> GIVEN REQUEST 1: In two sentences, summarize the question about replacing @-enclosed placeholders in files with environment variable values.
> GIVEN REQUEST 2: Reproduce word for word the passage of the placeholder question between "In the past" and "pat = re.compile(r'@([A-Z_]+)@')", inclusive.

> EXCERPT PROVIDED:

So I have some files that contain placeholder values like @USER@
or @SHELL@
(all-caps variable names, enclosed in @'s, representing environment variable names). What I want to do is replace those placeholders with actual values of the environment varables they reference.
In the past when I've seen this sort of thing done, the specific variables are usually hard-coded, eg:
sed -e 's/@SOME_VARIABLE@/$SOME_VALUE/' <infile >outfile
But that won't work for my current use-case as I want to more flexibly support arbitrary substitutions. I wrote this code in python which does exactly what I want:
import re
import fileinput
from os import environ
from sys import stdout
pat = re.compile(r'@([A-Z_]+)@')
for line in fileinput.input():
stdout.write(pat.sub(lambda match: environ[match.group(1)], line))
But I'd prefer not to use python if I can help it. Surely there's a way to do this with a perl or sed one-liner?

> LISTED ENTRIES:

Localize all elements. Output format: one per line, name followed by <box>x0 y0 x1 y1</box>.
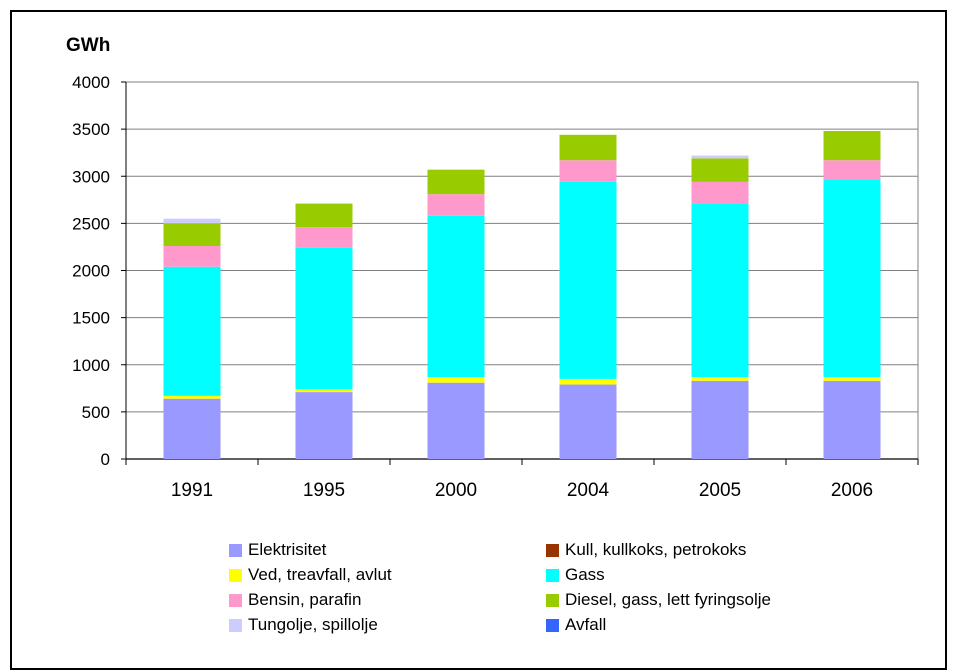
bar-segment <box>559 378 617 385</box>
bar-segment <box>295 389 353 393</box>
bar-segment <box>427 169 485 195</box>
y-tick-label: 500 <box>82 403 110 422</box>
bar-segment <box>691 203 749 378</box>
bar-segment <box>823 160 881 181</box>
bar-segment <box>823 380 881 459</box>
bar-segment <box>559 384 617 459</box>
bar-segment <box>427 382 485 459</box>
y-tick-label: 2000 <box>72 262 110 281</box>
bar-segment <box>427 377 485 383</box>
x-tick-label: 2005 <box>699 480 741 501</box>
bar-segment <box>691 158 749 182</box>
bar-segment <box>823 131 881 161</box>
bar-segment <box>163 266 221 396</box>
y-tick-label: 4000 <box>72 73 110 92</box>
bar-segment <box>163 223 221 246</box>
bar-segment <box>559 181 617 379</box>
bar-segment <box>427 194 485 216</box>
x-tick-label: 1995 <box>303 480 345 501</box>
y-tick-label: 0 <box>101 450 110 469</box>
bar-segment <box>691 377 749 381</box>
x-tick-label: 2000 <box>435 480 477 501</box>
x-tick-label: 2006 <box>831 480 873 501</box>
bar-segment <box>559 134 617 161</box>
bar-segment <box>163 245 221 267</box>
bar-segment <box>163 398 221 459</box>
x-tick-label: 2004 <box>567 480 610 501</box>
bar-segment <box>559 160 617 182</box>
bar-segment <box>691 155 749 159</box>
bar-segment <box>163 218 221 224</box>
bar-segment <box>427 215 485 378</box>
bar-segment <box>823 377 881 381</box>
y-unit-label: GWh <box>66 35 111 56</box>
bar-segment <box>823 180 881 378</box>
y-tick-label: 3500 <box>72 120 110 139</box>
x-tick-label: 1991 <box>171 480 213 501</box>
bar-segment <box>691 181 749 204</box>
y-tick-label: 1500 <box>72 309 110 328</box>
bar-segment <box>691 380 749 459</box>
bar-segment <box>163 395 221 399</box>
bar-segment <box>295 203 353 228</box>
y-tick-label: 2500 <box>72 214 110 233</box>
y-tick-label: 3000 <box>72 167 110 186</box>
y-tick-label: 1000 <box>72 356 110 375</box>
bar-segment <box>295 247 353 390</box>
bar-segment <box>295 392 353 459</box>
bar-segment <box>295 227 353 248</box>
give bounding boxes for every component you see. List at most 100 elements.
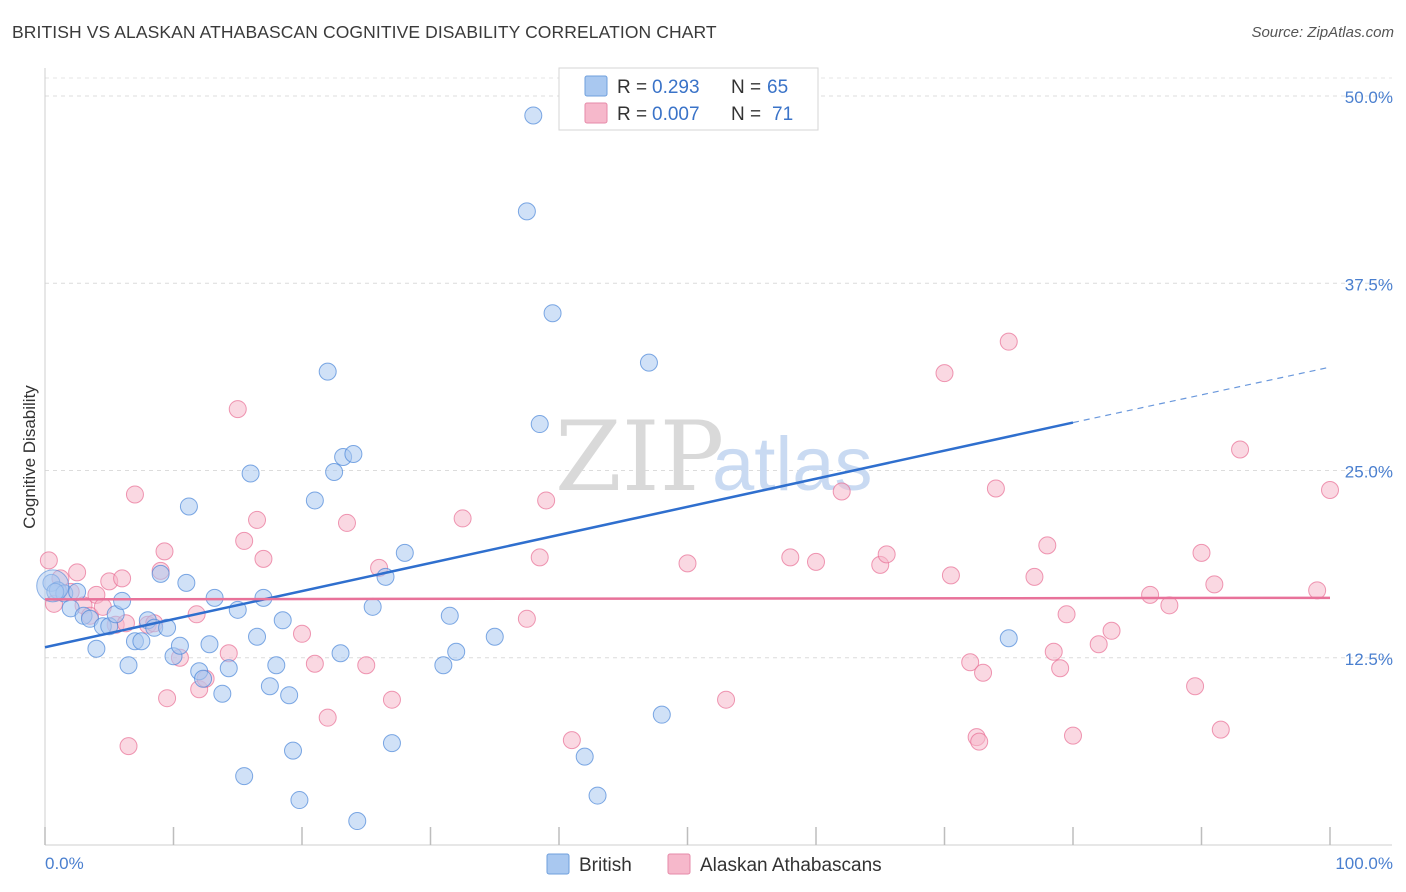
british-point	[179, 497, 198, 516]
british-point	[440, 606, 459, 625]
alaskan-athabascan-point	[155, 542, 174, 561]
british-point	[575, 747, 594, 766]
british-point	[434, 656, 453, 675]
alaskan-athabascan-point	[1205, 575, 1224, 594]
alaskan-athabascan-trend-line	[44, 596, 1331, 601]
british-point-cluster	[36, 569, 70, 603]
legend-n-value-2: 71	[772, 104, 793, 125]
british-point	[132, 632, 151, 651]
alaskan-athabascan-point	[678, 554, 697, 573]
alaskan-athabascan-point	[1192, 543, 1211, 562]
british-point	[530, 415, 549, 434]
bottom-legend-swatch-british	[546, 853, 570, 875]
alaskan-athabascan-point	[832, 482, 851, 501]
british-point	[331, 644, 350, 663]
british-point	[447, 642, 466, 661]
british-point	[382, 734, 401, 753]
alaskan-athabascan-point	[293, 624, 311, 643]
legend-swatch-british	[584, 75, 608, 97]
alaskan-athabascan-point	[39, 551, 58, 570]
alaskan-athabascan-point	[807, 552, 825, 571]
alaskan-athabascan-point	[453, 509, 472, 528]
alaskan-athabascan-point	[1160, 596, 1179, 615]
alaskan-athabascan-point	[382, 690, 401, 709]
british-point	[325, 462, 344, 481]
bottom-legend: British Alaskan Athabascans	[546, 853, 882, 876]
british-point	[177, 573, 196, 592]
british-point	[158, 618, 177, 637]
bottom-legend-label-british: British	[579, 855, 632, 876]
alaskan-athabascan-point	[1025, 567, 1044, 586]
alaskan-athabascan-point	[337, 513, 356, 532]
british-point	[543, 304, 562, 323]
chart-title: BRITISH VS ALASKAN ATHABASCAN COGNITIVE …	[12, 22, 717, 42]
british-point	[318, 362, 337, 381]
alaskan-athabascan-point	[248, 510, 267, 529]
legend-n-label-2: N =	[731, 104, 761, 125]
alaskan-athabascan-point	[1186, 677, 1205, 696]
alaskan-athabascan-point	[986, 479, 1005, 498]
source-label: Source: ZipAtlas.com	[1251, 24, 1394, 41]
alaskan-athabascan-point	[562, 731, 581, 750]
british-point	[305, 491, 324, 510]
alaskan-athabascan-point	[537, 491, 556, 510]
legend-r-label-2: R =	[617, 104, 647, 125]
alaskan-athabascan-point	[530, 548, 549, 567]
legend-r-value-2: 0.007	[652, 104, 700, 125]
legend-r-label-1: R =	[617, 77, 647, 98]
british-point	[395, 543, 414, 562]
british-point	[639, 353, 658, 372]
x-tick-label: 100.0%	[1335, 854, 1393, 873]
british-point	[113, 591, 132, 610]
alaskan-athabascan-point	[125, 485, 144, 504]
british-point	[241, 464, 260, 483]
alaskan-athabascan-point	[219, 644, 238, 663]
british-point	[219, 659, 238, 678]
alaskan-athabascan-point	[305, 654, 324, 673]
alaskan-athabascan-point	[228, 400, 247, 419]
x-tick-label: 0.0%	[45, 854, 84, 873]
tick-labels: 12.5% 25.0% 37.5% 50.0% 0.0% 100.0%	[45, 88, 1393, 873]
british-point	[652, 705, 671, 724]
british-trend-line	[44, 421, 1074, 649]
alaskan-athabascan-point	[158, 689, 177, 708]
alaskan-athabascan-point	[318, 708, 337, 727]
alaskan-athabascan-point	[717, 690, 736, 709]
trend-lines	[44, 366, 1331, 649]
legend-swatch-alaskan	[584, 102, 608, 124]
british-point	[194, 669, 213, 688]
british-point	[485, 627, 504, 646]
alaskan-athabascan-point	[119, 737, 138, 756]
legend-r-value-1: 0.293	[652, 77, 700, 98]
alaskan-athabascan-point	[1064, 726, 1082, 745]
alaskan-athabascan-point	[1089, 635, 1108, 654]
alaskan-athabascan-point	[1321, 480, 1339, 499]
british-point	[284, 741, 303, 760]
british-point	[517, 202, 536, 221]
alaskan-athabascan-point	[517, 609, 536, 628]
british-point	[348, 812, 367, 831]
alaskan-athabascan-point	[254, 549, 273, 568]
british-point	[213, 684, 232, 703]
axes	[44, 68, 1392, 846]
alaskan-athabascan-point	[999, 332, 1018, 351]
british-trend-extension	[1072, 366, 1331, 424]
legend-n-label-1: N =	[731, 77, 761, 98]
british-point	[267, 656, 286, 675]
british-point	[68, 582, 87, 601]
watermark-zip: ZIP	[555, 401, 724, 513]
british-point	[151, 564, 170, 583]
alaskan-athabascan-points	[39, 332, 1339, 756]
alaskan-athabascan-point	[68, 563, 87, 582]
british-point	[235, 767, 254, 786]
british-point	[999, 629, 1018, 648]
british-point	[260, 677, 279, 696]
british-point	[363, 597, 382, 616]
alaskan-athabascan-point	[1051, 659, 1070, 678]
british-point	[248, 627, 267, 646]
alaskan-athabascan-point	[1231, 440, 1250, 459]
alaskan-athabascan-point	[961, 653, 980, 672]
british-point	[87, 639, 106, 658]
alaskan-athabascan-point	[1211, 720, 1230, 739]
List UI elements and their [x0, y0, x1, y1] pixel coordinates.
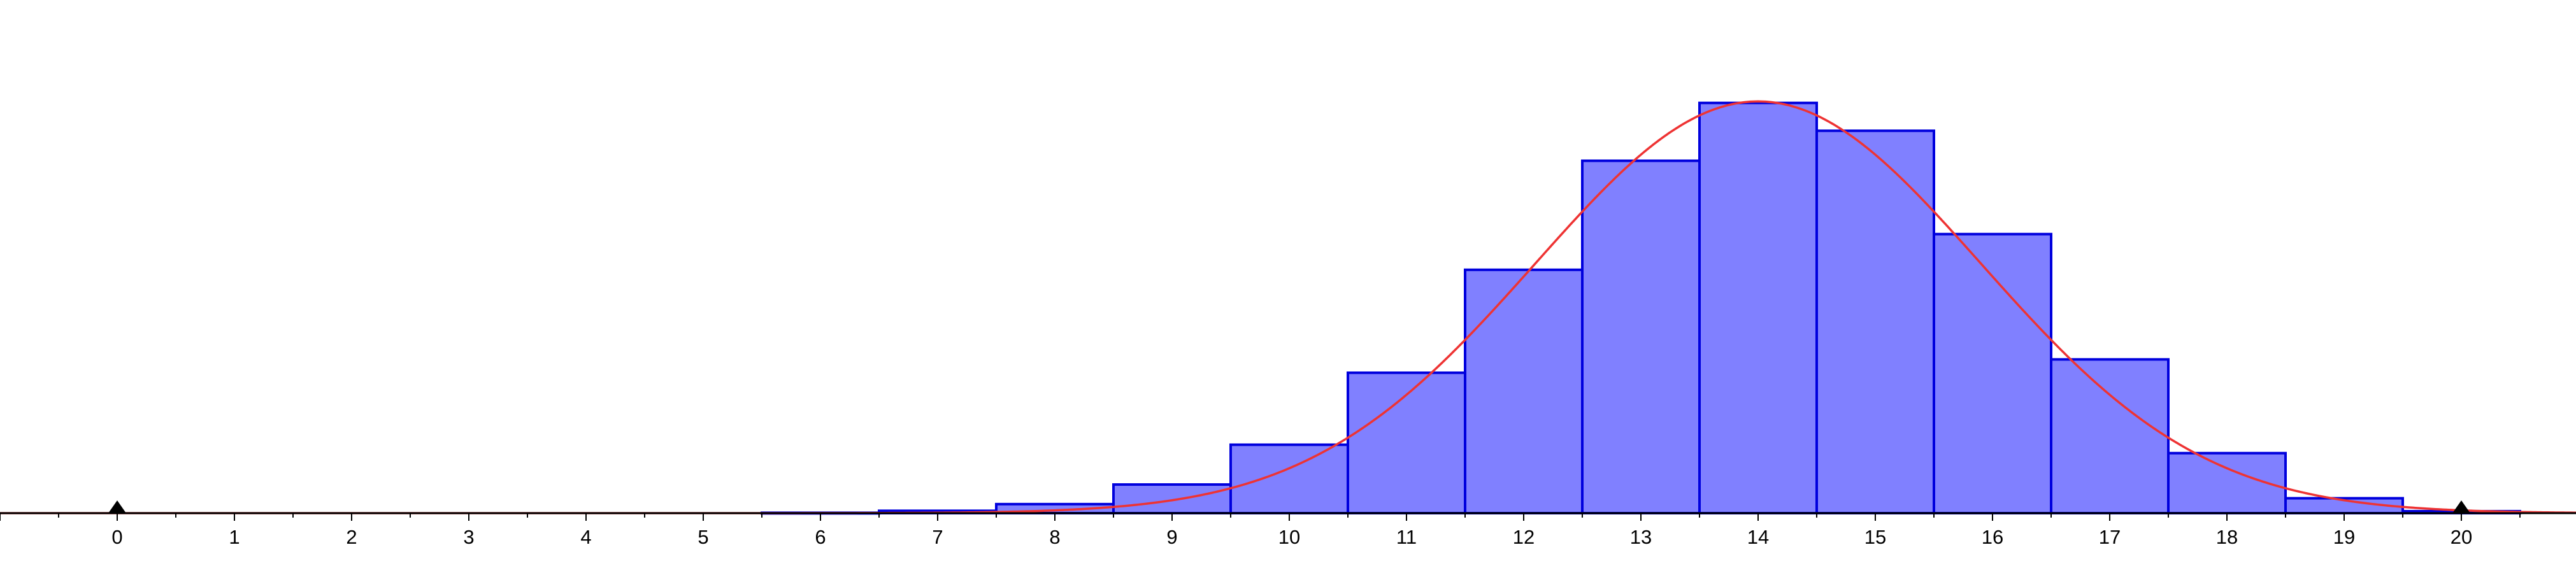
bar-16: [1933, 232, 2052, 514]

> COMPLETE OUTPUT 1: The writer has files containing all-caps placeholders enclosed in @ signs, such as @USER@ or @SHELL@, and wants to replace each one with the value of the environment variable it names, rather than hard-coding specific variables as a usual sed command does. The writer already has Python code that does exactly this but would prefer to avoid Python and asks for a perl or sed one-liner instead.

> COMPLETE OUTPUT 2:
In the past when I've seen this sort of thing done, the specific variables are usually hard-coded, eg:
sed -e 's/@SOME_VARIABLE@/$SOME_VALUE/' <infile >outfile
But that won't work for my current use-case as I want to more flexibly support arbitrary substitutions. I wrote this code in python which does exactly what I want:
import re
import fileinput
from os import environ
from sys import stdout
pat = re.compile(r'@([A-Z_]+)@')